= AIM =
Make an exact copy of all the material below, apart from the pictures.

= LISTED ENTRIES =
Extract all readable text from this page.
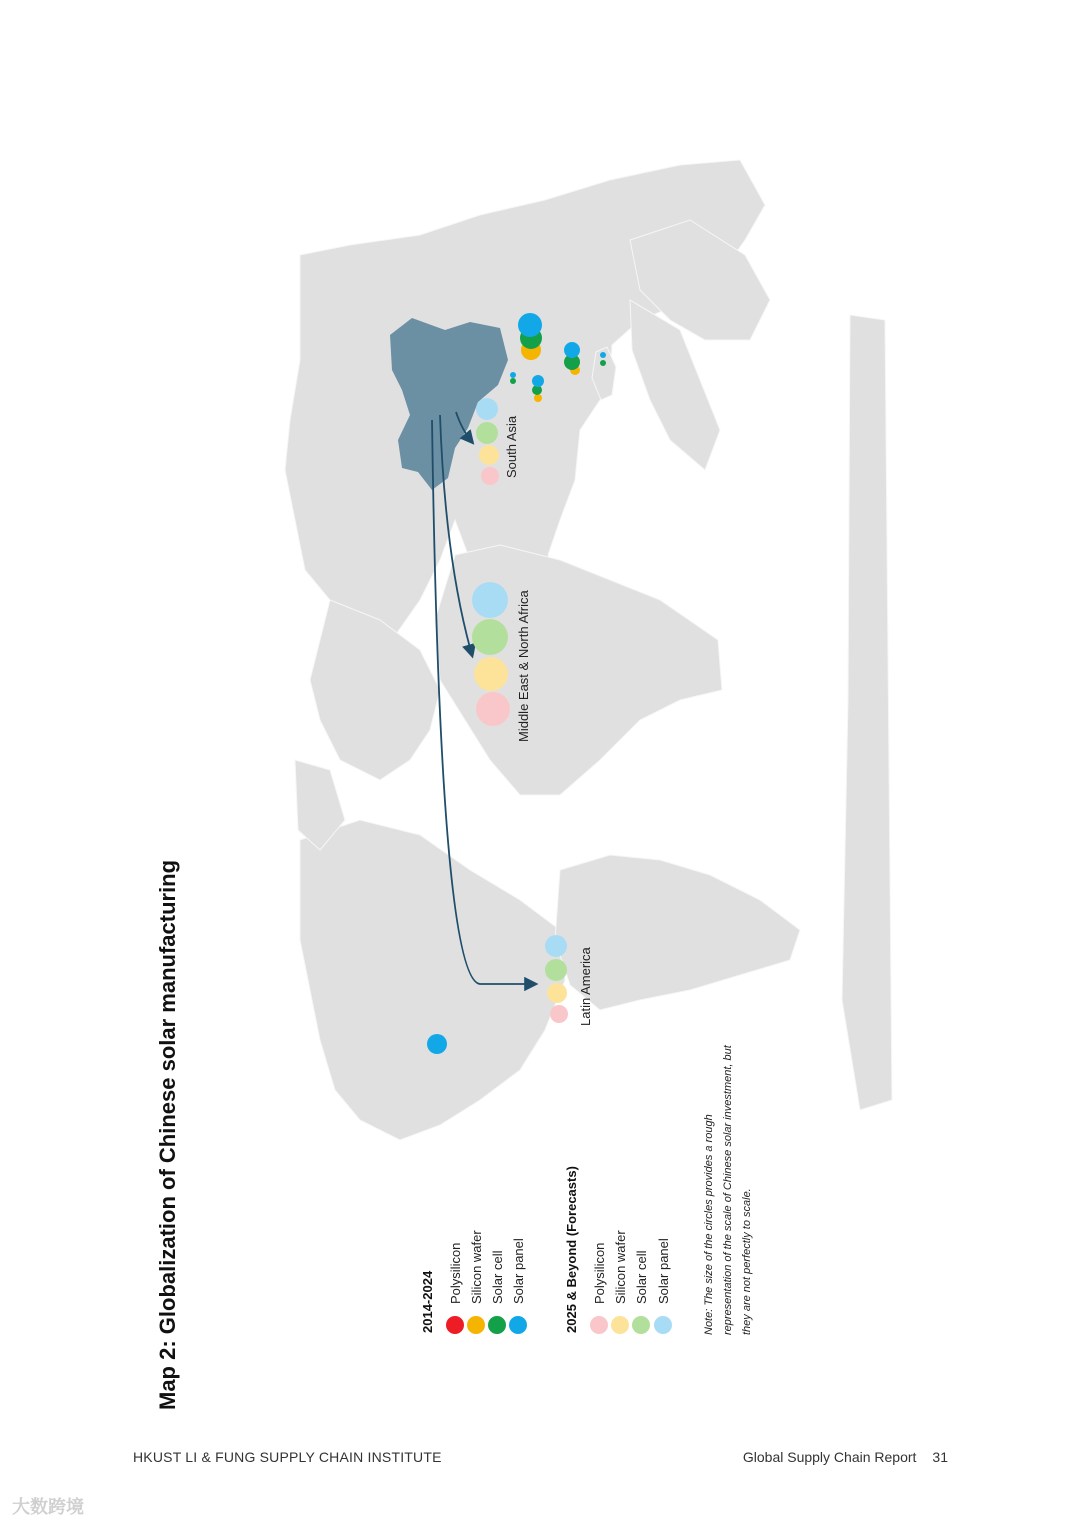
Map 2: Globalization of Chinese solar manufacturing
South Asia
Middle East & North Africa
Latin America
2014-2024 Polysilicon Silicon wafer Solar cell Solar panel	2025 & Beyond (Forecasts) Polysilicon Silicon wafer Solar cell Solar panel	Note: The size of the circles provides a rough representation of the scale of Chinese solar investment, but they are not perfectly to scale.
HKUST LI & FUNG SUPPLY CHAIN INSTITUTE	Global Supply Chain Report 31
大数跨境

= SOLUTION FOR THIS PROBLEM =
Extract all readable text from this page.
Map 2: Globalization of Chinese solar manufacturing
South Asia
Middle East & North Africa
Latin America
2014-2024 Polysilicon Silicon wafer Solar cell Solar panel	2025 & Beyond (Forecasts) Polysilicon Silicon wafer Solar cell Solar panel	Note: The size of the circles provides a rough representation of the scale of Chinese solar investment, but they are not perfectly to scale.
HKUST LI & FUNG SUPPLY CHAIN INSTITUTE	Global Supply Chain Report 31
大数跨境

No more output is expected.